EXERCISE — Will you quote all of the entries, word for word?

===== INPUT RECORDS =====

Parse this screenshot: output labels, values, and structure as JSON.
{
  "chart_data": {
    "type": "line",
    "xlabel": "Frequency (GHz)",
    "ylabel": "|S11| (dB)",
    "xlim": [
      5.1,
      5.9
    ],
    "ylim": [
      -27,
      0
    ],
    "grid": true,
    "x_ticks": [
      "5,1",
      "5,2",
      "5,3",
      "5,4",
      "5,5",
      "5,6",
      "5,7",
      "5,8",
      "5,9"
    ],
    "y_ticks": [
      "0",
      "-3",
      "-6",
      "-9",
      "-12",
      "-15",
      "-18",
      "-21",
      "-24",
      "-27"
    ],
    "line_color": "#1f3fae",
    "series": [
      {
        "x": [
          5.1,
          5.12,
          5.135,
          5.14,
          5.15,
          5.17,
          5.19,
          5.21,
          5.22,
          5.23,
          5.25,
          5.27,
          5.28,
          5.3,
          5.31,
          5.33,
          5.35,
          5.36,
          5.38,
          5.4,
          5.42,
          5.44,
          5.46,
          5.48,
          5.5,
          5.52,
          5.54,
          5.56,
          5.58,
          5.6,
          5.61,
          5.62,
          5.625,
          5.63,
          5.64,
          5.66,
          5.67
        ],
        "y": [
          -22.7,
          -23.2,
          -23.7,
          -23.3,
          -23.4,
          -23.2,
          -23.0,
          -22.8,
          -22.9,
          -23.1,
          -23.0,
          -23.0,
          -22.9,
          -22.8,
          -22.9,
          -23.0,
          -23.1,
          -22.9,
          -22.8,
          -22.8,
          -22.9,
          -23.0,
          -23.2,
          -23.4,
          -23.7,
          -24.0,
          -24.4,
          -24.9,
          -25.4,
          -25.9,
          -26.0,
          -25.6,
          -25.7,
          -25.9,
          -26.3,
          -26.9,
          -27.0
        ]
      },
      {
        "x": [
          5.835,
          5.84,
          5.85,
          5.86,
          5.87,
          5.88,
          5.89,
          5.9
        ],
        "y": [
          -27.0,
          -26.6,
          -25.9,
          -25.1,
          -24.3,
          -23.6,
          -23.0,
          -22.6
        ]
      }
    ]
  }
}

=====

RESPONSE TO THIS TASK —
Parse this screenshot: output labels, values, and structure as JSON.
{
  "chart_data": {
    "type": "line",
    "xlabel": "Frequency (GHz)",
    "ylabel": "|S11| (dB)",
    "xlim": [
      5.1,
      5.9
    ],
    "ylim": [
      -27,
      0
    ],
    "grid": true,
    "x_ticks": [
      "5,1",
      "5,2",
      "5,3",
      "5,4",
      "5,5",
      "5,6",
      "5,7",
      "5,8",
      "5,9"
    ],
    "y_ticks": [
      "0",
      "-3",
      "-6",
      "-9",
      "-12",
      "-15",
      "-18",
      "-21",
      "-24",
      "-27"
    ],
    "line_color": "#1f3fae",
    "series": [
      {
        "x": [
          5.1,
          5.12,
          5.135,
          5.14,
          5.15,
          5.17,
          5.19,
          5.21,
          5.22,
          5.23,
          5.25,
          5.27,
          5.28,
          5.3,
          5.31,
          5.33,
          5.35,
          5.36,
          5.38,
          5.4,
          5.42,
          5.44,
          5.46,
          5.48,
          5.5,
          5.52,
          5.54,
          5.56,
          5.58,
          5.6,
          5.61,
          5.62,
          5.625,
          5.63,
          5.64,
          5.66,
          5.67
        ],
        "y": [
          -22.7,
          -23.2,
          -23.7,
          -23.3,
          -23.4,
          -23.2,
          -23.0,
          -22.8,
          -22.9,
          -23.1,
          -23.0,
          -23.0,
          -22.9,
          -22.8,
          -22.9,
          -23.0,
          -23.1,
          -22.9,
          -22.8,
          -22.8,
          -22.9,
          -23.0,
          -23.2,
          -23.4,
          -23.7,
          -24.0,
          -24.4,
          -24.9,
          -25.4,
          -25.9,
          -26.0,
          -25.6,
          -25.7,
          -25.9,
          -26.3,
          -26.9,
          -27.0
        ]
      },
      {
        "x": [
          5.835,
          5.84,
          5.85,
          5.86,
          5.87,
          5.88,
          5.89,
          5.9
        ],
        "y": [
          -27.0,
          -26.6,
          -25.9,
          -25.1,
          -24.3,
          -23.6,
          -23.0,
          -22.6
        ]
      }
    ]
  }
}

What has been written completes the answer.